**Exercise brief:** Reproduce the South Lima entry from "- • Total: 269" up to and including "ZIP code, 14558.", switching "hamlet" to "village".

**Given passage:**
+-------+
- South Lima Location within New York South Lima Location within the United States
- Coordinates: 42°51′19″N 77°40′31″W﻿ / ﻿42.85528°N 77.67528°W
- Country: United States
- State: New York
- County: Livingston
- Towns: Lima, Avon, Livonia

Area
- • Total: 0.88 sq mi (2.29 km^{2})
- • Land: 0.88 sq mi (2.29 km^{2})
- • Water: 0 sq mi (0.00 km^{2})
- Elevation: 905 ft (276 m)

Population (2020)
- • Total: 269
- • Density: 304.3/sq mi (117.48/km^{2})
- Time zone: UTC-5 (Eastern (EST))
- • Summer (DST): UTC-4 (EDT)
- ZIP Codes: 14558 (South Lima); 14487 (Livonia); 14414 (Avon);
- Area code: 585
- GNIS feature ID: 965807
- FIPS code: 36-69364

= South Lima, New York =

South Lima is a hamlet and census-designated place (CDP) in Livingston County, New York, United States. As of the 2020 census, South Lima had a population of 269. South Lima had a post office from January 10, 1854, until April 17, 2010; it still has its own ZIP code, 14558.
+-------+
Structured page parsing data
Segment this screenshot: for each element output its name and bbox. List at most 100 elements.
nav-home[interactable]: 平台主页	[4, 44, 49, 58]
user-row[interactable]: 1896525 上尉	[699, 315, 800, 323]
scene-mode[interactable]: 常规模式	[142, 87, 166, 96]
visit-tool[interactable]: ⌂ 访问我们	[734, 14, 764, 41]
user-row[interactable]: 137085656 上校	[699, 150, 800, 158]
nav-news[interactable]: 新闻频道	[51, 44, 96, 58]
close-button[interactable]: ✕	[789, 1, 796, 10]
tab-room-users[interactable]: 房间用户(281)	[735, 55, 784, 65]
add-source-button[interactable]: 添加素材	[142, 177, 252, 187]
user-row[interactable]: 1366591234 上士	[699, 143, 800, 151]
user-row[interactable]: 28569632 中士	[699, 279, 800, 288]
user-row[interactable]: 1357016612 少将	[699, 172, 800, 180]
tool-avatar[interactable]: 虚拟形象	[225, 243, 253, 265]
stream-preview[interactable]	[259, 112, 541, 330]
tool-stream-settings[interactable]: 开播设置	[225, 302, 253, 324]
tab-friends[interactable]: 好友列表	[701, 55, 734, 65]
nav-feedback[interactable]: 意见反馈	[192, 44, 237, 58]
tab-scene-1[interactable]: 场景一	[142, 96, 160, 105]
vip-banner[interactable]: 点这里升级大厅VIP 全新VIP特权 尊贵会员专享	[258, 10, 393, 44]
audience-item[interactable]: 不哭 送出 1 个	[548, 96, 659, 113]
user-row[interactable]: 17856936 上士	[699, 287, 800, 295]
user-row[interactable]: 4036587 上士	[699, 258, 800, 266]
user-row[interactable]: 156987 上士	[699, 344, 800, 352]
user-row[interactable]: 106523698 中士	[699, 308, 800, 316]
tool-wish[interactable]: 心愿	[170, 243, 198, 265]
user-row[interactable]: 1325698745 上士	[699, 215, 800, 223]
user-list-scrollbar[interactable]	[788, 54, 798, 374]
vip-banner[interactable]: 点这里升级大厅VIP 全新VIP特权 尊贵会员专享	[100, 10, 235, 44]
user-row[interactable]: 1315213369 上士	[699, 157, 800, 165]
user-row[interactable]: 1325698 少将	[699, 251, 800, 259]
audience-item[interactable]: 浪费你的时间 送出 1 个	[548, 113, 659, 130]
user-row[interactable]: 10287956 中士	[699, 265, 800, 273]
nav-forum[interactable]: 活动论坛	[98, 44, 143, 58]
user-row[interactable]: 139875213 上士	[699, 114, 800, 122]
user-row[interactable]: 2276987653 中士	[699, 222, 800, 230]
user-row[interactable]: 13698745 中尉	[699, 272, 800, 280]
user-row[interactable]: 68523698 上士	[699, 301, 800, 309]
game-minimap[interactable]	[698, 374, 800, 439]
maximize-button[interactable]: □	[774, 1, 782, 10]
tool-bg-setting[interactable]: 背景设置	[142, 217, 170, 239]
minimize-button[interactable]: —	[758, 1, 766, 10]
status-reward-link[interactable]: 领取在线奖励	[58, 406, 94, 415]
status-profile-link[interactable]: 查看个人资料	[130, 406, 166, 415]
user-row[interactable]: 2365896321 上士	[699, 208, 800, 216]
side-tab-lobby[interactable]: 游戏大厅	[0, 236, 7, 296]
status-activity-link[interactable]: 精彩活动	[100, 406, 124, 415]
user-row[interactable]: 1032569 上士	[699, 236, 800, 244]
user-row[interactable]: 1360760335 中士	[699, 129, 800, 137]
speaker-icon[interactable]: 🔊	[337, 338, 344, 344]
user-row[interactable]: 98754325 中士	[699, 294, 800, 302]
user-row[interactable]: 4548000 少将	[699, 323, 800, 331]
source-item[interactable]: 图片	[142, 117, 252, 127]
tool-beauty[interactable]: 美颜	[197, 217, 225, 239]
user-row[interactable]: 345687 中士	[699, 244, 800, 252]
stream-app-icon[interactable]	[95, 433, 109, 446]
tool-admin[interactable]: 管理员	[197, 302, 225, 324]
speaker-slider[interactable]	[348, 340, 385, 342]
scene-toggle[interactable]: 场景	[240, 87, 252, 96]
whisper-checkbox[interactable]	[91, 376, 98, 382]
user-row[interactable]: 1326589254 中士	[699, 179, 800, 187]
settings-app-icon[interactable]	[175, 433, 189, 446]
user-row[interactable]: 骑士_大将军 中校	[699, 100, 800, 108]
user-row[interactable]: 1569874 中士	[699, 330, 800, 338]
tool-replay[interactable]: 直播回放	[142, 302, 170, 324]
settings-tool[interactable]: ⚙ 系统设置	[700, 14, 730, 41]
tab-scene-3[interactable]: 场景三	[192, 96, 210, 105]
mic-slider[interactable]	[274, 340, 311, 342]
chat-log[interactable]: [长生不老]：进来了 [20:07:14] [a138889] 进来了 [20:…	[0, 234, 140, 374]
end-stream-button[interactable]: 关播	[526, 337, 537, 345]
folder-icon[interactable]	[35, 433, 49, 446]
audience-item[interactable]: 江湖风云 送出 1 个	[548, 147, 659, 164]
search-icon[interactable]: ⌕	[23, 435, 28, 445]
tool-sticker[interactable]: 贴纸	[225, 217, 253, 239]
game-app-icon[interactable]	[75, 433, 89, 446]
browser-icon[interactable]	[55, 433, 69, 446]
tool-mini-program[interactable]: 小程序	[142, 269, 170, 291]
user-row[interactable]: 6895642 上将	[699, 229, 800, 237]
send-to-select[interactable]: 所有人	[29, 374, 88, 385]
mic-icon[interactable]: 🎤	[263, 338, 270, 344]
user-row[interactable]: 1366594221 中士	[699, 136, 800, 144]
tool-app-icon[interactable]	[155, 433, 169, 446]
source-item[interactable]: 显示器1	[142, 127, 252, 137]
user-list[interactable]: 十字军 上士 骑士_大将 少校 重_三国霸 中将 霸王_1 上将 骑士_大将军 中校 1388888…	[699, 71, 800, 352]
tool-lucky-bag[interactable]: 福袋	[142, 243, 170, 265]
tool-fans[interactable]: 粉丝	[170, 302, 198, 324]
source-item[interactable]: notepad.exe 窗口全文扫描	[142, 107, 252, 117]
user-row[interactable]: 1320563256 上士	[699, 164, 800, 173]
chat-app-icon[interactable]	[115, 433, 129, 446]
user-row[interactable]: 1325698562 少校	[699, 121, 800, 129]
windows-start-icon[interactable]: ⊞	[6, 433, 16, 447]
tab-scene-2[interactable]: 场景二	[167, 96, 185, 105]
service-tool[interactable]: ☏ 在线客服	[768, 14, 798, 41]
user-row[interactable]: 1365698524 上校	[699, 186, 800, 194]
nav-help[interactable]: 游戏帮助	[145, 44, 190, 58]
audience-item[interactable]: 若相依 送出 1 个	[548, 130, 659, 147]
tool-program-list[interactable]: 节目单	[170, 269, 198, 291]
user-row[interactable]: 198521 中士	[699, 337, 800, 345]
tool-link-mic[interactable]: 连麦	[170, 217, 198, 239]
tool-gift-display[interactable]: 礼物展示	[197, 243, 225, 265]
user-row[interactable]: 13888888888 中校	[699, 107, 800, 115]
+-------+
**Answer for this exercise:**
- • Total: 269
- • Density: 304.3/sq mi (117.48/km^{2})
- Time zone: UTC-5 (Eastern (EST))
- • Summer (DST): UTC-4 (EDT)
- ZIP Codes: 14558 (South Lima); 14487 (Livonia); 14414 (Avon);
- Area code: 585
- GNIS feature ID: 965807
- FIPS code: 36-69364

= South Lima, New York =

South Lima is a village and census-designated place (CDP) in Livingston County, New York, United States. As of the 2020 census, South Lima had a population of 269. South Lima had a post office from January 10, 1854, until April 17, 2010; it still has its own ZIP code, 14558.